═══ ENTRIES SUPPLIED ═══

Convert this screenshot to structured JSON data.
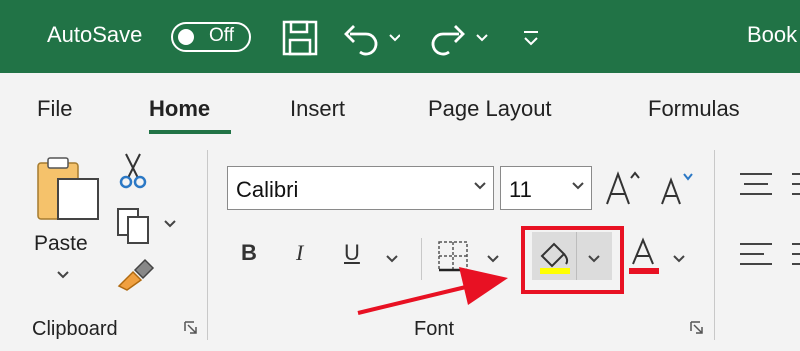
{
  "titlebar": {
    "autosave_label": "AutoSave",
    "autosave_state": "Off",
    "title": "Book",
    "icons": [
      "save-icon",
      "undo-icon",
      "redo-icon",
      "customize-qat-icon"
    ],
    "background": "#217346"
  },
  "tabs": [
    {
      "label": "File"
    },
    {
      "label": "Home",
      "active": true
    },
    {
      "label": "Insert"
    },
    {
      "label": "Page Layout"
    },
    {
      "label": "Formulas"
    }
  ],
  "clipboard": {
    "paste_label": "Paste",
    "group_label": "Clipboard",
    "icons": [
      "paste-icon",
      "cut-icon",
      "copy-icon",
      "format-painter-icon"
    ]
  },
  "font": {
    "font_name": "Calibri",
    "font_size": "11",
    "bold": "B",
    "italic": "I",
    "underline": "U",
    "group_label": "Font",
    "highlight_color": "#ffff00",
    "font_color": "#e81123",
    "icons": [
      "increase-font-size-icon",
      "decrease-font-size-icon",
      "borders-icon",
      "fill-color-icon",
      "font-color-icon"
    ]
  },
  "annotation": {
    "box_color": "#e81123",
    "arrow_color": "#e81123"
  }
}
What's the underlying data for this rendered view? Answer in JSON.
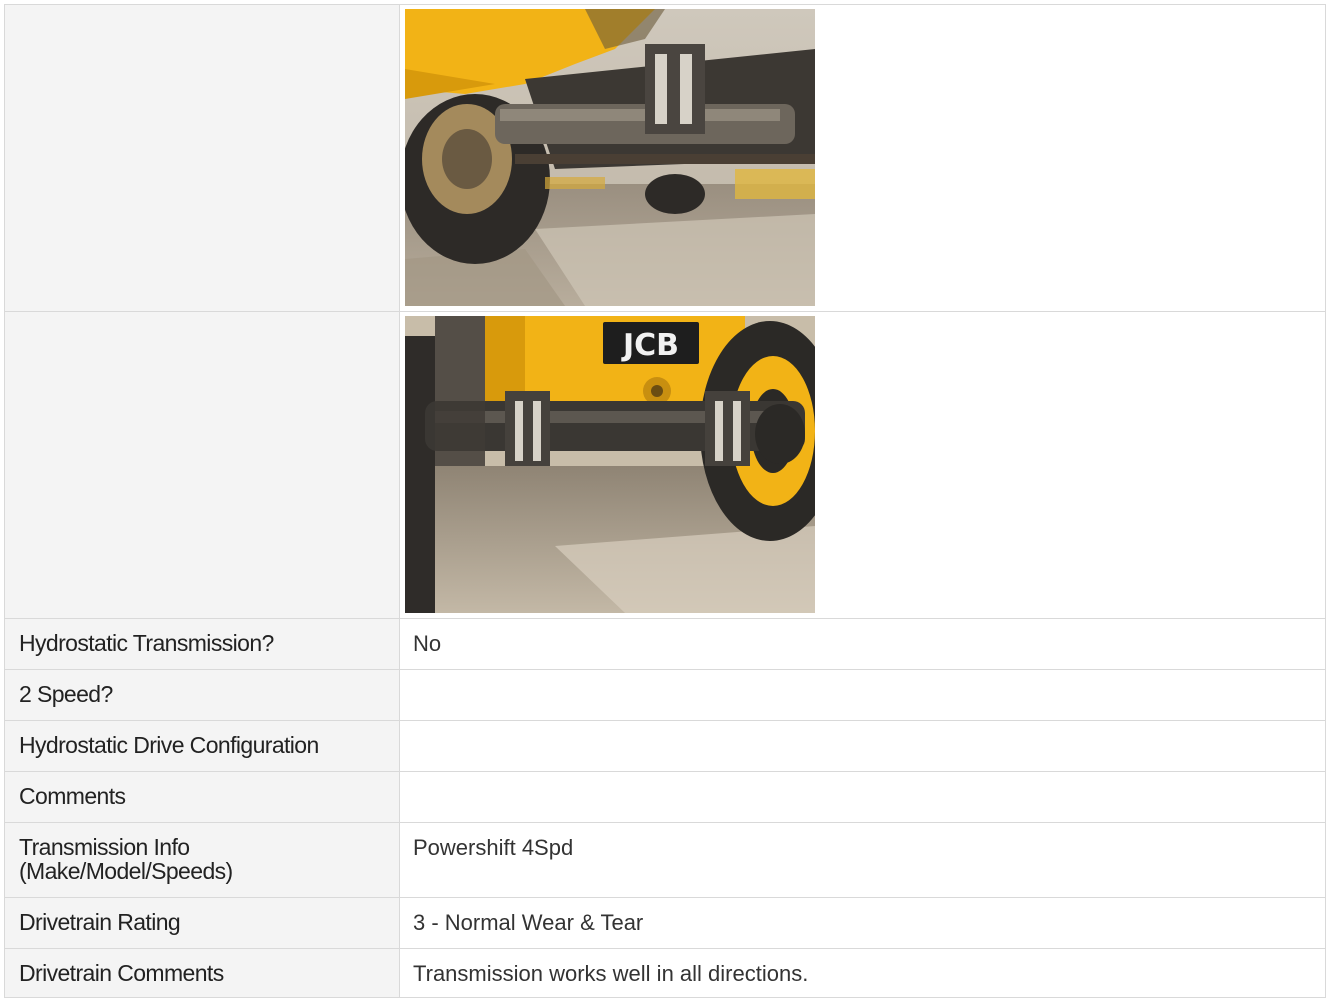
{
  "rows": [
    {
      "label": "",
      "image": "photo-axle-rear"
    },
    {
      "label": "",
      "image": "photo-axle-front-jcb"
    },
    {
      "label": "Hydrostatic Transmission?",
      "value": "No"
    },
    {
      "label": "2 Speed?",
      "value": ""
    },
    {
      "label": "Hydrostatic Drive Configuration",
      "value": ""
    },
    {
      "label": "Comments",
      "value": ""
    },
    {
      "label": "Transmission Info (Make/Model/Speeds)",
      "value": "Powershift 4Spd"
    },
    {
      "label": "Drivetrain Rating",
      "value": "3 - Normal Wear & Tear"
    },
    {
      "label": "Drivetrain Comments",
      "value": "Transmission works well in all directions."
    }
  ],
  "photo2_logo": "JCB",
  "colors": {
    "label_bg": "#f4f4f4",
    "border": "#d9d9d9",
    "machine_yellow": "#f2b316"
  }
}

═══

> **DIRECTIONS FOR THIS TASK**: Reproduce the entries exactly. Do not carry over any picture.

> **EXPECTED OUTPUT**:
Convert this screenshot to structured JSON data.
{
  "titlebar": {
    "autosave_label": "AutoSave",
    "autosave_state": "Off",
    "title": "Book",
    "icons": [
      "save-icon",
      "undo-icon",
      "redo-icon",
      "customize-qat-icon"
    ],
    "background": "#217346"
  },
  "tabs": [
    {
      "label": "File"
    },
    {
      "label": "Home",
      "active": true
    },
    {
      "label": "Insert"
    },
    {
      "label": "Page Layout"
    },
    {
      "label": "Formulas"
    }
  ],
  "clipboard": {
    "paste_label": "Paste",
    "group_label": "Clipboard",
    "icons": [
      "paste-icon",
      "cut-icon",
      "copy-icon",
      "format-painter-icon"
    ]
  },
  "font": {
    "font_name": "Calibri",
    "font_size": "11",
    "bold": "B",
    "italic": "I",
    "underline": "U",
    "group_label": "Font",
    "highlight_color": "#ffff00",
    "font_color": "#e81123",
    "icons": [
      "increase-font-size-icon",
      "decrease-font-size-icon",
      "borders-icon",
      "fill-color-icon",
      "font-color-icon"
    ]
  },
  "annotation": {
    "box_color": "#e81123",
    "arrow_color": "#e81123"
  }
}
What's the underlying data for this rendered view? Answer in JSON.
{
  "rows": [
    {
      "label": "",
      "image": "photo-axle-rear"
    },
    {
      "label": "",
      "image": "photo-axle-front-jcb"
    },
    {
      "label": "Hydrostatic Transmission?",
      "value": "No"
    },
    {
      "label": "2 Speed?",
      "value": ""
    },
    {
      "label": "Hydrostatic Drive Configuration",
      "value": ""
    },
    {
      "label": "Comments",
      "value": ""
    },
    {
      "label": "Transmission Info (Make/Model/Speeds)",
      "value": "Powershift 4Spd"
    },
    {
      "label": "Drivetrain Rating",
      "value": "3 - Normal Wear & Tear"
    },
    {
      "label": "Drivetrain Comments",
      "value": "Transmission works well in all directions."
    }
  ],
  "photo2_logo": "JCB",
  "colors": {
    "label_bg": "#f4f4f4",
    "border": "#d9d9d9",
    "machine_yellow": "#f2b316"
  }
}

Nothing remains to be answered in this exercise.